• _Exercise aim_: Below are some records; reproduce every one of them exactly.

• _Records to process_:
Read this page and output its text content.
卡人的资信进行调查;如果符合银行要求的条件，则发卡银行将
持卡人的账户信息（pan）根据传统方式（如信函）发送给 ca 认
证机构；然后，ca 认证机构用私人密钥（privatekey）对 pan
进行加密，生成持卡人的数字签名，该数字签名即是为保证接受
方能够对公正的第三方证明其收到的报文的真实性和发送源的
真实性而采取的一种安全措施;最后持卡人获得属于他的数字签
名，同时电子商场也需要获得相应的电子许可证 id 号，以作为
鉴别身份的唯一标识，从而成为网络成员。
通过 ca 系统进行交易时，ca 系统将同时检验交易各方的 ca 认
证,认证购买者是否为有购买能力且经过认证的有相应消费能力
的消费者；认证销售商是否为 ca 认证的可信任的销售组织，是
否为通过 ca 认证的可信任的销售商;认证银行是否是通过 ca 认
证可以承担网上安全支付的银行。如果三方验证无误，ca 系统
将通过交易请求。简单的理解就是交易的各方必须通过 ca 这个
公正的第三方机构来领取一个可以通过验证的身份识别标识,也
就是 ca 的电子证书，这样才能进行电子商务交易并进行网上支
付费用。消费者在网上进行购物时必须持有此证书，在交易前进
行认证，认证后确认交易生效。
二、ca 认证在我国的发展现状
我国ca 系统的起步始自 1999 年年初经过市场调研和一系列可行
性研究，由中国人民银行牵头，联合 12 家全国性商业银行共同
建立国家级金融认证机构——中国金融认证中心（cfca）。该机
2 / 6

• _Answer_:
Read this page and output its text content.
卡人的资信进行调查;如果符合银行要求的条件，则发卡银行将
持卡人的账户信息（pan）根据传统方式（如信函）发送给 ca 认
证机构；然后，ca 认证机构用私人密钥（privatekey）对 pan
进行加密，生成持卡人的数字签名，该数字签名即是为保证接受
方能够对公正的第三方证明其收到的报文的真实性和发送源的
真实性而采取的一种安全措施;最后持卡人获得属于他的数字签
名，同时电子商场也需要获得相应的电子许可证 id 号，以作为
鉴别身份的唯一标识，从而成为网络成员。
通过 ca 系统进行交易时，ca 系统将同时检验交易各方的 ca 认
证,认证购买者是否为有购买能力且经过认证的有相应消费能力
的消费者；认证销售商是否为 ca 认证的可信任的销售组织，是
否为通过 ca 认证的可信任的销售商;认证银行是否是通过 ca 认
证可以承担网上安全支付的银行。如果三方验证无误，ca 系统
将通过交易请求。简单的理解就是交易的各方必须通过 ca 这个
公正的第三方机构来领取一个可以通过验证的身份识别标识,也
就是 ca 的电子证书，这样才能进行电子商务交易并进行网上支
付费用。消费者在网上进行购物时必须持有此证书，在交易前进
行认证，认证后确认交易生效。
二、ca 认证在我国的发展现状
我国ca 系统的起步始自 1999 年年初经过市场调研和一系列可行
性研究，由中国人民银行牵头，联合 12 家全国性商业银行共同
建立国家级金融认证机构——中国金融认证中心（cfca）。该机
2 / 6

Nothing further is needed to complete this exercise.